▶ [Given data]:
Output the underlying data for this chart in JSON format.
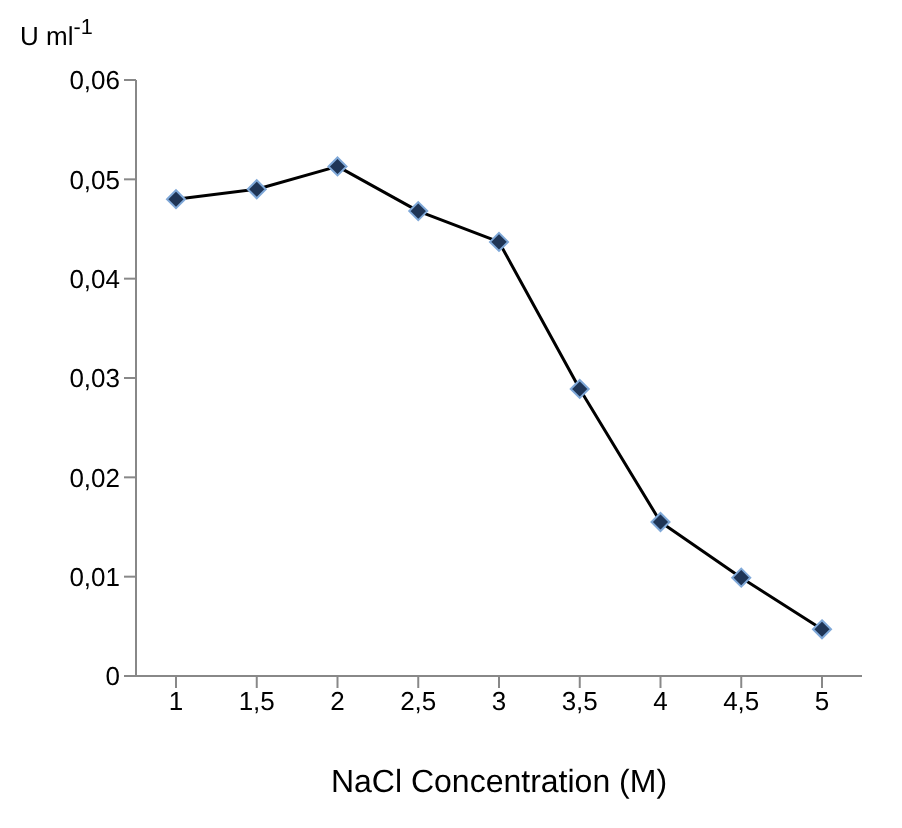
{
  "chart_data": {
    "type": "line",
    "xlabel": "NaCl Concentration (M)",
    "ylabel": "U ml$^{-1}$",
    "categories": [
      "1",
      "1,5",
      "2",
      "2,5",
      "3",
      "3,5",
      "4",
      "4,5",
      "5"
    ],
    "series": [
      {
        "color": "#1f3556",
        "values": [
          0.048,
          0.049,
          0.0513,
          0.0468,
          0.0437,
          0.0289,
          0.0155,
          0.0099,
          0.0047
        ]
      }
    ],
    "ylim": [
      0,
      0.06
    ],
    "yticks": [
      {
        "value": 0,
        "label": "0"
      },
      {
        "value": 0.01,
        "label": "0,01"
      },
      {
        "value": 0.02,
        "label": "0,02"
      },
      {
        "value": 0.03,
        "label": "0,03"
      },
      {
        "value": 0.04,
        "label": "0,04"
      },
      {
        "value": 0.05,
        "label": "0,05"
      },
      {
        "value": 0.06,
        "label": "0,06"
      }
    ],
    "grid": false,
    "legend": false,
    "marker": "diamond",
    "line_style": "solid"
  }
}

...

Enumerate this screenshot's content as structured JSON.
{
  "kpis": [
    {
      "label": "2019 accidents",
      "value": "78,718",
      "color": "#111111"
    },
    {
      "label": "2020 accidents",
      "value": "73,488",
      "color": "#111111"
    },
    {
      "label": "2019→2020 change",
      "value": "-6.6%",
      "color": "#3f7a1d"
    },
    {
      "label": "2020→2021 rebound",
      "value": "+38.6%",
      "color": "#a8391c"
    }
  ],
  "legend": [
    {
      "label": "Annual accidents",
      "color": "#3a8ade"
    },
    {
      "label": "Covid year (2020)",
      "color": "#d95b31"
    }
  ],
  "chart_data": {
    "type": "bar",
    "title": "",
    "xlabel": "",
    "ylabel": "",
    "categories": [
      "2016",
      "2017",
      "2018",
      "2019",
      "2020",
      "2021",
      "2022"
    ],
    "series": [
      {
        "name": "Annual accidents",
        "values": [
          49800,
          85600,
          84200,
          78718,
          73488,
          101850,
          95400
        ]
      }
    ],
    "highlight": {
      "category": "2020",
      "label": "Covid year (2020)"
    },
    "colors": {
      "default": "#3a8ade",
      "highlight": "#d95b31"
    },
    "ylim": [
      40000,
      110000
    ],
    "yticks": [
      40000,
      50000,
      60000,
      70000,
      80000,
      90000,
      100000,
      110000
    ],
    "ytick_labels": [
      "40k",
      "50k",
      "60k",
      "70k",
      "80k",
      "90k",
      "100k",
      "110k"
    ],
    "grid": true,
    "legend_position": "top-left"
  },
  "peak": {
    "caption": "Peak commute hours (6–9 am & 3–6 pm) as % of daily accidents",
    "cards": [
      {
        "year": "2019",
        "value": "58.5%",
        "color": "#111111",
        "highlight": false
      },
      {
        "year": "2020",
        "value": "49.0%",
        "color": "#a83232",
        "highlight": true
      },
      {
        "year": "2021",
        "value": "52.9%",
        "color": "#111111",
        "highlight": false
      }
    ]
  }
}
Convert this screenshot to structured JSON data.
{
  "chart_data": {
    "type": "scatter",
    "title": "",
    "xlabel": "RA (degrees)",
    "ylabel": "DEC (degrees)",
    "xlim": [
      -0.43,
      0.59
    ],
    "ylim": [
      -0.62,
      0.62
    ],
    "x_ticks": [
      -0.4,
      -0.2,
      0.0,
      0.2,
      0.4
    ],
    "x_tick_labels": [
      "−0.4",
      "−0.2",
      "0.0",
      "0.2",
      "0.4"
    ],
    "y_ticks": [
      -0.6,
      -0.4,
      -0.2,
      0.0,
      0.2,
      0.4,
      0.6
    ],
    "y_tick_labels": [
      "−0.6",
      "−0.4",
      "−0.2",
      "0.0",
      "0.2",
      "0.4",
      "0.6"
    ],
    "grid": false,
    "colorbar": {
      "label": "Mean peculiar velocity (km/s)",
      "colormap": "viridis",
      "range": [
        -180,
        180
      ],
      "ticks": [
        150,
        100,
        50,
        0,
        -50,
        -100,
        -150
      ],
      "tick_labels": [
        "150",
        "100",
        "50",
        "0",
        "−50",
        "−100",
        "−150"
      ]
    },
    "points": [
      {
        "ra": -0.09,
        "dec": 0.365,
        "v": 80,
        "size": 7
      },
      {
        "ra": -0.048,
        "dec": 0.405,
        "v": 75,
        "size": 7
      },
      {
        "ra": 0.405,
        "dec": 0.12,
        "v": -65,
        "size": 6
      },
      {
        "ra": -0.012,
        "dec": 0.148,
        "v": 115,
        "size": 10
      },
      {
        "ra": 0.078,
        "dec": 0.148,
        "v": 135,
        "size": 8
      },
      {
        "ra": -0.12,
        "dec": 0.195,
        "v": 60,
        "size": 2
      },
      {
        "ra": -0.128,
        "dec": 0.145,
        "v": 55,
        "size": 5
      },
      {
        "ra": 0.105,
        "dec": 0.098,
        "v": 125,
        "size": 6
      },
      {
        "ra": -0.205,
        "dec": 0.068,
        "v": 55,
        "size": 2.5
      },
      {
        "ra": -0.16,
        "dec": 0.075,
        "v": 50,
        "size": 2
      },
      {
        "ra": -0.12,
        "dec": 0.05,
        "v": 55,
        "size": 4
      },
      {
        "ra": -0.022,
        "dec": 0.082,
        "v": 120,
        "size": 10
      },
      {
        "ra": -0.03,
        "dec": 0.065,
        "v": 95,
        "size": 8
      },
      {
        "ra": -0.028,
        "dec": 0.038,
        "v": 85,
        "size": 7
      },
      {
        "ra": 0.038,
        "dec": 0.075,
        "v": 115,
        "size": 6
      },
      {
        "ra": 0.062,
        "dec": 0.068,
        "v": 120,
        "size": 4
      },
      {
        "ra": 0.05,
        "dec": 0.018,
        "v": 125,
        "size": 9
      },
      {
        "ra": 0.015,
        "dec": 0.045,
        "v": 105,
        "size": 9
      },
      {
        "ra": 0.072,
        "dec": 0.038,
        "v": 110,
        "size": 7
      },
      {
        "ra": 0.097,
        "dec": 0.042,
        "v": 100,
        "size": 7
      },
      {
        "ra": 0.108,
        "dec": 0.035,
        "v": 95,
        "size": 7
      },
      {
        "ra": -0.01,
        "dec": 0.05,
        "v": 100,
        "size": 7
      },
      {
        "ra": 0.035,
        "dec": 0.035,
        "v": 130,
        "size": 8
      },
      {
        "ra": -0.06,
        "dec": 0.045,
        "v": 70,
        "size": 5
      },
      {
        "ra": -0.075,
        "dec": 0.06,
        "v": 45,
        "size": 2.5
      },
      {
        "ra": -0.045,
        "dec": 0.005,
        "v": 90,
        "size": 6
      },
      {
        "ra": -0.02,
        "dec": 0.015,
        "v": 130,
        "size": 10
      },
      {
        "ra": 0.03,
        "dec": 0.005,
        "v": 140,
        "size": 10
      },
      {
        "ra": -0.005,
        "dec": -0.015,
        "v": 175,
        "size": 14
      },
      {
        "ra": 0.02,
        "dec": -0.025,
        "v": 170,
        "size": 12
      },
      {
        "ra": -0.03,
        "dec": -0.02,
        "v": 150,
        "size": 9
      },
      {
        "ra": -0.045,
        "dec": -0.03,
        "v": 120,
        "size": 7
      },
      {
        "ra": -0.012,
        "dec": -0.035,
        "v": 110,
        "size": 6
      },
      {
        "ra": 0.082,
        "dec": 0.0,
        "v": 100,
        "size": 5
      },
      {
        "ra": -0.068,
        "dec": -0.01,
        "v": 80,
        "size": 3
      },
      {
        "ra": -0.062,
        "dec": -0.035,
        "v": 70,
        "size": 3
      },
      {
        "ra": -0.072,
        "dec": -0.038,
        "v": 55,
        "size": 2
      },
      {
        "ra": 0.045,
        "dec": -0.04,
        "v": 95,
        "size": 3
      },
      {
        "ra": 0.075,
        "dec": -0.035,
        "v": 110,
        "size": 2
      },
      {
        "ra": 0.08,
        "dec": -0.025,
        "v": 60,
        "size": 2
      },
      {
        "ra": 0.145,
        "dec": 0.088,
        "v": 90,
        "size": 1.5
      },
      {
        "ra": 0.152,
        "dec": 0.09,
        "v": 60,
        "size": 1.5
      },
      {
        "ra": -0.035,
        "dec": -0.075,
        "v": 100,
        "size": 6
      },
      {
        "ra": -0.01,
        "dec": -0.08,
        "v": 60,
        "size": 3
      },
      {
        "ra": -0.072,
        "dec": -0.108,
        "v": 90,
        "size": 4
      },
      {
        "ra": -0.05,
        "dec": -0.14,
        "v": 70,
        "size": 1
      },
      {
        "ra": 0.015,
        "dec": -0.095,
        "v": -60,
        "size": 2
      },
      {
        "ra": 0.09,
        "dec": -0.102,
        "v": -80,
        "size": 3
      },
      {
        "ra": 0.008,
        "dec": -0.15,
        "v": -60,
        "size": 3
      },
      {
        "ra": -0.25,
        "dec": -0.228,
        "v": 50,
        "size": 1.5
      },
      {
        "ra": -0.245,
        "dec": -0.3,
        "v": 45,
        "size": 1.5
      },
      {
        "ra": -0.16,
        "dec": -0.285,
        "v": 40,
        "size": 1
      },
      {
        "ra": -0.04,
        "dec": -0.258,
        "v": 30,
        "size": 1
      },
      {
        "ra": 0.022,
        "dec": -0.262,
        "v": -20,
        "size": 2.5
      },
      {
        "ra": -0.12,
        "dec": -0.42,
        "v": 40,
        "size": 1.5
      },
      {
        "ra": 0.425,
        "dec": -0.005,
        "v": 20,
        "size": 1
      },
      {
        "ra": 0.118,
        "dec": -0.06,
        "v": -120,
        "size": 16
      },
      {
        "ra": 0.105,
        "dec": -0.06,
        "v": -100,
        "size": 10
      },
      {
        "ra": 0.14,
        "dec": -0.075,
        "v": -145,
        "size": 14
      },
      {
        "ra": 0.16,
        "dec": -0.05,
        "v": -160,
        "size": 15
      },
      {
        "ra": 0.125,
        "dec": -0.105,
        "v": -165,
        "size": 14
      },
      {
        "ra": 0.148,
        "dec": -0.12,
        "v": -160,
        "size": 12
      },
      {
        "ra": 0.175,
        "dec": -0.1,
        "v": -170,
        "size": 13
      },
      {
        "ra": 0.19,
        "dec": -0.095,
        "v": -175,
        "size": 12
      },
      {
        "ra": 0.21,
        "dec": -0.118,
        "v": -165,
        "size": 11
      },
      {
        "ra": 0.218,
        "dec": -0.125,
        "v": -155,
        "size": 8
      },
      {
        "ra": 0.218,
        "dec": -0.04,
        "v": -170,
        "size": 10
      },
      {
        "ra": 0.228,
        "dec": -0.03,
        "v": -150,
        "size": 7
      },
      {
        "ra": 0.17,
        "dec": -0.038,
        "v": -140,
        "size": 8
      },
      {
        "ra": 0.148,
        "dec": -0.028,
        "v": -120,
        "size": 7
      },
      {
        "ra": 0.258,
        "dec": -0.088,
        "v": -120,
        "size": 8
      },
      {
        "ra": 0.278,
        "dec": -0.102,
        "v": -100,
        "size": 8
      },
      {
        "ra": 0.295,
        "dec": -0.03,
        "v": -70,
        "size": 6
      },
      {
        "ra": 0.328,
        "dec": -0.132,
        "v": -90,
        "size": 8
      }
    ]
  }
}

==

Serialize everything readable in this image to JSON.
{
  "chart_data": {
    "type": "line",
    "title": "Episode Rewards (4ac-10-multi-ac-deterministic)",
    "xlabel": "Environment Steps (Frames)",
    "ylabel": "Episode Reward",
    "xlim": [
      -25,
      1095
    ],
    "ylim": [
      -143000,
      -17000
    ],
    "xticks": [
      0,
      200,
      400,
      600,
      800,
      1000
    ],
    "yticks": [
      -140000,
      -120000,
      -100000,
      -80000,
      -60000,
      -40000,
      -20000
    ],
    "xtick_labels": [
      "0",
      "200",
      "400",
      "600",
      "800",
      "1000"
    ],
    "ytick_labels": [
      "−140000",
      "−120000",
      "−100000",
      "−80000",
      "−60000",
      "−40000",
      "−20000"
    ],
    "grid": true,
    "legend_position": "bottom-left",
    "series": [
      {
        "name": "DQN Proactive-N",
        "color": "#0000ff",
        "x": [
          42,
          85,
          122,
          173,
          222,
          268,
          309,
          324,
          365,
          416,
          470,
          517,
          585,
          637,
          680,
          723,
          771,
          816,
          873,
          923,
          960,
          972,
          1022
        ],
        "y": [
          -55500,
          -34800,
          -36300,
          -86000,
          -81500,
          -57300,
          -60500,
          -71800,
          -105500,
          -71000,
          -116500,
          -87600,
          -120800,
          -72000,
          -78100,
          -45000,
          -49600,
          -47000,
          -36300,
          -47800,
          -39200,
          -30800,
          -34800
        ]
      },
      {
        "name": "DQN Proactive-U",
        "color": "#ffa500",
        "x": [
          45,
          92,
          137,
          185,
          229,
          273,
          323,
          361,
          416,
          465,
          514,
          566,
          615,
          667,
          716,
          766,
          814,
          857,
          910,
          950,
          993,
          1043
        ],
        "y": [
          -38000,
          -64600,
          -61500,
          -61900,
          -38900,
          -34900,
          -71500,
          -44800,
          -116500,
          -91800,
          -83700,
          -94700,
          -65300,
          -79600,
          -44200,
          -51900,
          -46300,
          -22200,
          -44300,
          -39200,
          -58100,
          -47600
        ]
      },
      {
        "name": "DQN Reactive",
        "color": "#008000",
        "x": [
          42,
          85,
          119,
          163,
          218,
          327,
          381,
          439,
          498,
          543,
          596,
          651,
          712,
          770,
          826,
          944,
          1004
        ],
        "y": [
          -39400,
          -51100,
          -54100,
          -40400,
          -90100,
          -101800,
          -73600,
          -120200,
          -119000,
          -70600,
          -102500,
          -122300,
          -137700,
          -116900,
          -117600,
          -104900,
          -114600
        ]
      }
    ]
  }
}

▶ [What the task asks]: Locate all lines in the listing above with the word "degrees" and copy them.

▶ [Written reply]:
    "xlabel": "RA (degrees)",
    "ylabel": "DEC (degrees)",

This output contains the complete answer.